MATERIAL SUPPLIED start

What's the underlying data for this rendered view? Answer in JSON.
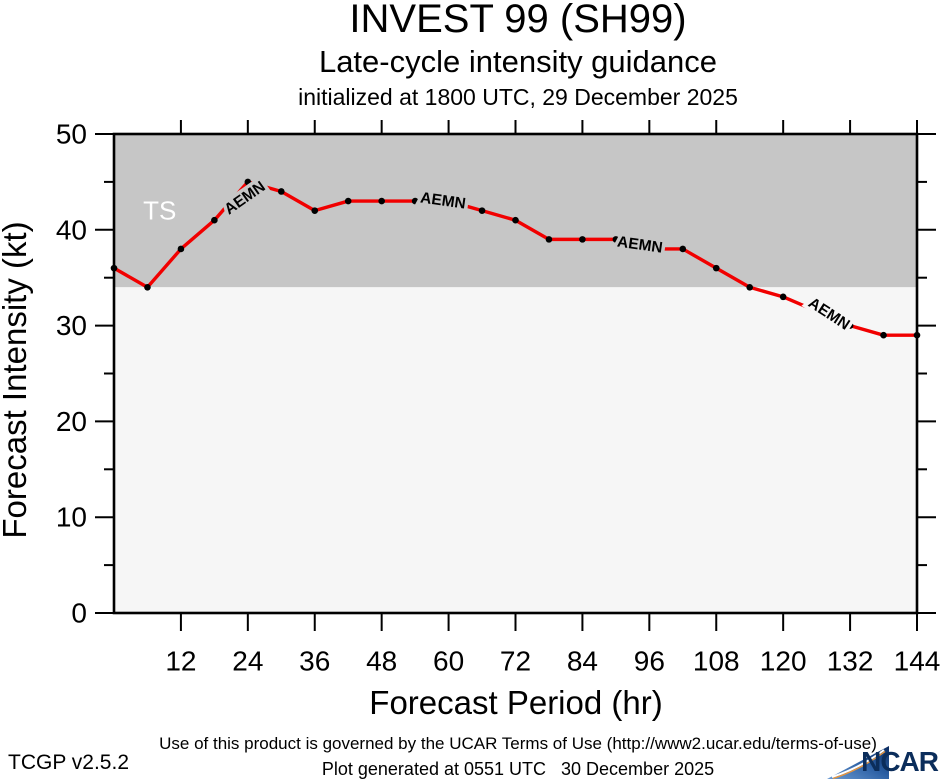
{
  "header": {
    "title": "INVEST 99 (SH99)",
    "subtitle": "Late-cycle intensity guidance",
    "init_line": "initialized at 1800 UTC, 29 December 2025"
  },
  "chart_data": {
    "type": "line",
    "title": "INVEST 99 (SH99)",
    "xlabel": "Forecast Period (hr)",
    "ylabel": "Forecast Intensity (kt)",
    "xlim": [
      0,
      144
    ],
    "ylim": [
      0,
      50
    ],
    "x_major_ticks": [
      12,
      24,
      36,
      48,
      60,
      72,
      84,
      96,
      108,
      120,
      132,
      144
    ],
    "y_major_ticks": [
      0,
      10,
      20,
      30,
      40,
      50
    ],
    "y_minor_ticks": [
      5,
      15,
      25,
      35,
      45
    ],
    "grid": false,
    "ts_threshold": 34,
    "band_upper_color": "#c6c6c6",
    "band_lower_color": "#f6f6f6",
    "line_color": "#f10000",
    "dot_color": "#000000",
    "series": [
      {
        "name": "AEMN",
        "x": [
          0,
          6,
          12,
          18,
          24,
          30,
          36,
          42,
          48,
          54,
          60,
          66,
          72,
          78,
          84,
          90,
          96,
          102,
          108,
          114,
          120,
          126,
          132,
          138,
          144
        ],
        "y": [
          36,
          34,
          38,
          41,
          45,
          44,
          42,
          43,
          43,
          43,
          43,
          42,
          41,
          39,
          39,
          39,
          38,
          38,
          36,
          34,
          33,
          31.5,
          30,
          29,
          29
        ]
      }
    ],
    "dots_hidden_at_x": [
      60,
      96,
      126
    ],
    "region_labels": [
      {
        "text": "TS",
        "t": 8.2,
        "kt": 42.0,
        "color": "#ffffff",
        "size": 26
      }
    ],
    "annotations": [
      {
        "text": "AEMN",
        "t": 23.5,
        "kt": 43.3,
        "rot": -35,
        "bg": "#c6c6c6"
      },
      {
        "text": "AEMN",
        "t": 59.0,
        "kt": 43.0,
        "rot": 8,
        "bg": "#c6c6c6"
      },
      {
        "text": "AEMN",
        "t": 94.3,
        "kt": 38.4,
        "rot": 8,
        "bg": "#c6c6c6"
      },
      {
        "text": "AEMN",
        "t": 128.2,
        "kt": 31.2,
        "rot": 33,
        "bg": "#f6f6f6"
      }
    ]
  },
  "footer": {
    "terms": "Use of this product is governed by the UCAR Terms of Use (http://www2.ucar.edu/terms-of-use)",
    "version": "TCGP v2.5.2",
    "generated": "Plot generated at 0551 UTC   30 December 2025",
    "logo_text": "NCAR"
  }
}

MATERIAL SUPPLIED end

**EXERCISE:** Copy out all of the material exactly as written, without its pictures.

**SOLUTION TO THIS PROBLEM:**
What's the underlying data for this rendered view? Answer in JSON.
{
  "header": {
    "title": "INVEST 99 (SH99)",
    "subtitle": "Late-cycle intensity guidance",
    "init_line": "initialized at 1800 UTC, 29 December 2025"
  },
  "chart_data": {
    "type": "line",
    "title": "INVEST 99 (SH99)",
    "xlabel": "Forecast Period (hr)",
    "ylabel": "Forecast Intensity (kt)",
    "xlim": [
      0,
      144
    ],
    "ylim": [
      0,
      50
    ],
    "x_major_ticks": [
      12,
      24,
      36,
      48,
      60,
      72,
      84,
      96,
      108,
      120,
      132,
      144
    ],
    "y_major_ticks": [
      0,
      10,
      20,
      30,
      40,
      50
    ],
    "y_minor_ticks": [
      5,
      15,
      25,
      35,
      45
    ],
    "grid": false,
    "ts_threshold": 34,
    "band_upper_color": "#c6c6c6",
    "band_lower_color": "#f6f6f6",
    "line_color": "#f10000",
    "dot_color": "#000000",
    "series": [
      {
        "name": "AEMN",
        "x": [
          0,
          6,
          12,
          18,
          24,
          30,
          36,
          42,
          48,
          54,
          60,
          66,
          72,
          78,
          84,
          90,
          96,
          102,
          108,
          114,
          120,
          126,
          132,
          138,
          144
        ],
        "y": [
          36,
          34,
          38,
          41,
          45,
          44,
          42,
          43,
          43,
          43,
          43,
          42,
          41,
          39,
          39,
          39,
          38,
          38,
          36,
          34,
          33,
          31.5,
          30,
          29,
          29
        ]
      }
    ],
    "dots_hidden_at_x": [
      60,
      96,
      126
    ],
    "region_labels": [
      {
        "text": "TS",
        "t": 8.2,
        "kt": 42.0,
        "color": "#ffffff",
        "size": 26
      }
    ],
    "annotations": [
      {
        "text": "AEMN",
        "t": 23.5,
        "kt": 43.3,
        "rot": -35,
        "bg": "#c6c6c6"
      },
      {
        "text": "AEMN",
        "t": 59.0,
        "kt": 43.0,
        "rot": 8,
        "bg": "#c6c6c6"
      },
      {
        "text": "AEMN",
        "t": 94.3,
        "kt": 38.4,
        "rot": 8,
        "bg": "#c6c6c6"
      },
      {
        "text": "AEMN",
        "t": 128.2,
        "kt": 31.2,
        "rot": 33,
        "bg": "#f6f6f6"
      }
    ]
  },
  "footer": {
    "terms": "Use of this product is governed by the UCAR Terms of Use (http://www2.ucar.edu/terms-of-use)",
    "version": "TCGP v2.5.2",
    "generated": "Plot generated at 0551 UTC   30 December 2025",
    "logo_text": "NCAR"
  }
}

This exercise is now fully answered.